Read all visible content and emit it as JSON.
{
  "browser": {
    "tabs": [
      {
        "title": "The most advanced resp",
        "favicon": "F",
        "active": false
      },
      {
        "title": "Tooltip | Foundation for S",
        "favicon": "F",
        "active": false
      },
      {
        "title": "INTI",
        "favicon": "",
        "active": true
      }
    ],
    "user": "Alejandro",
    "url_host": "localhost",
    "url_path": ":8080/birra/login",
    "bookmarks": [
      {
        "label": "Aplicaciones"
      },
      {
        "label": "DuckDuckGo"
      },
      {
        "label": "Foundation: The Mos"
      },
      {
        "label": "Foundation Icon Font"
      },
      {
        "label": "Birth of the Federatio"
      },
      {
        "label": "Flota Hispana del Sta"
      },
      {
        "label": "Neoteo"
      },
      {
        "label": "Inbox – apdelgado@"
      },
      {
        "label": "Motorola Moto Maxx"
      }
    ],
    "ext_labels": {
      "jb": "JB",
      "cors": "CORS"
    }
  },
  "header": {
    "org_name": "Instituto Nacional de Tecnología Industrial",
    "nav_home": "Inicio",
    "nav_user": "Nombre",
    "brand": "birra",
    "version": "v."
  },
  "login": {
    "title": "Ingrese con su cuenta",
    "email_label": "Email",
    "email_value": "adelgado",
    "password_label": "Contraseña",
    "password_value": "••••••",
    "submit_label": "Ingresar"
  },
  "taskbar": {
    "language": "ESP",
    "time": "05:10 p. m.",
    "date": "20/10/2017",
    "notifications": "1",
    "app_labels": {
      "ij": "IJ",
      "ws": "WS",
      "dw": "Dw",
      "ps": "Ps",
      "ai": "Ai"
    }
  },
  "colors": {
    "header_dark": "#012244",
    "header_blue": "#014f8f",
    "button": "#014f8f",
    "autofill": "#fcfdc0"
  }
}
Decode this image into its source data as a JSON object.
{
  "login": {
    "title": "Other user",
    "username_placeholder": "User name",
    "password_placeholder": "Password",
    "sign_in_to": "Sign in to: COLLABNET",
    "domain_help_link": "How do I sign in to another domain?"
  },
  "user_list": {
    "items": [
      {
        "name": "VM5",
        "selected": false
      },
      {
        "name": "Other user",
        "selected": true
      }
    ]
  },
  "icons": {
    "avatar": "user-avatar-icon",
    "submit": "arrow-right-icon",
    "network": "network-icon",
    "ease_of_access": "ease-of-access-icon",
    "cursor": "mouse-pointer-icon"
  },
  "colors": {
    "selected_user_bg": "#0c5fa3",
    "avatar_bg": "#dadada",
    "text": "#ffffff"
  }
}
----------
To be done:
Reproduce the entire listing word for word.

The completed task:
Read all visible content and emit it as JSON.
{
  "browser": {
    "tabs": [
      {
        "title": "The most advanced resp",
        "favicon": "F",
        "active": false
      },
      {
        "title": "Tooltip | Foundation for S",
        "favicon": "F",
        "active": false
      },
      {
        "title": "INTI",
        "favicon": "",
        "active": true
      }
    ],
    "user": "Alejandro",
    "url_host": "localhost",
    "url_path": ":8080/birra/login",
    "bookmarks": [
      {
        "label": "Aplicaciones"
      },
      {
        "label": "DuckDuckGo"
      },
      {
        "label": "Foundation: The Mos"
      },
      {
        "label": "Foundation Icon Font"
      },
      {
        "label": "Birth of the Federatio"
      },
      {
        "label": "Flota Hispana del Sta"
      },
      {
        "label": "Neoteo"
      },
      {
        "label": "Inbox – apdelgado@"
      },
      {
        "label": "Motorola Moto Maxx"
      }
    ],
    "ext_labels": {
      "jb": "JB",
      "cors": "CORS"
    }
  },
  "header": {
    "org_name": "Instituto Nacional de Tecnología Industrial",
    "nav_home": "Inicio",
    "nav_user": "Nombre",
    "brand": "birra",
    "version": "v."
  },
  "login": {
    "title": "Ingrese con su cuenta",
    "email_label": "Email",
    "email_value": "adelgado",
    "password_label": "Contraseña",
    "password_value": "••••••",
    "submit_label": "Ingresar"
  },
  "taskbar": {
    "language": "ESP",
    "time": "05:10 p. m.",
    "date": "20/10/2017",
    "notifications": "1",
    "app_labels": {
      "ij": "IJ",
      "ws": "WS",
      "dw": "Dw",
      "ps": "Ps",
      "ai": "Ai"
    }
  },
  "colors": {
    "header_dark": "#012244",
    "header_blue": "#014f8f",
    "button": "#014f8f",
    "autofill": "#fcfdc0"
  }
}
Decode this image into its source data as a JSON object.
{
  "login": {
    "title": "Other user",
    "username_placeholder": "User name",
    "password_placeholder": "Password",
    "sign_in_to": "Sign in to: COLLABNET",
    "domain_help_link": "How do I sign in to another domain?"
  },
  "user_list": {
    "items": [
      {
        "name": "VM5",
        "selected": false
      },
      {
        "name": "Other user",
        "selected": true
      }
    ]
  },
  "icons": {
    "avatar": "user-avatar-icon",
    "submit": "arrow-right-icon",
    "network": "network-icon",
    "ease_of_access": "ease-of-access-icon",
    "cursor": "mouse-pointer-icon"
  },
  "colors": {
    "selected_user_bg": "#0c5fa3",
    "avatar_bg": "#dadada",
    "text": "#ffffff"
  }
}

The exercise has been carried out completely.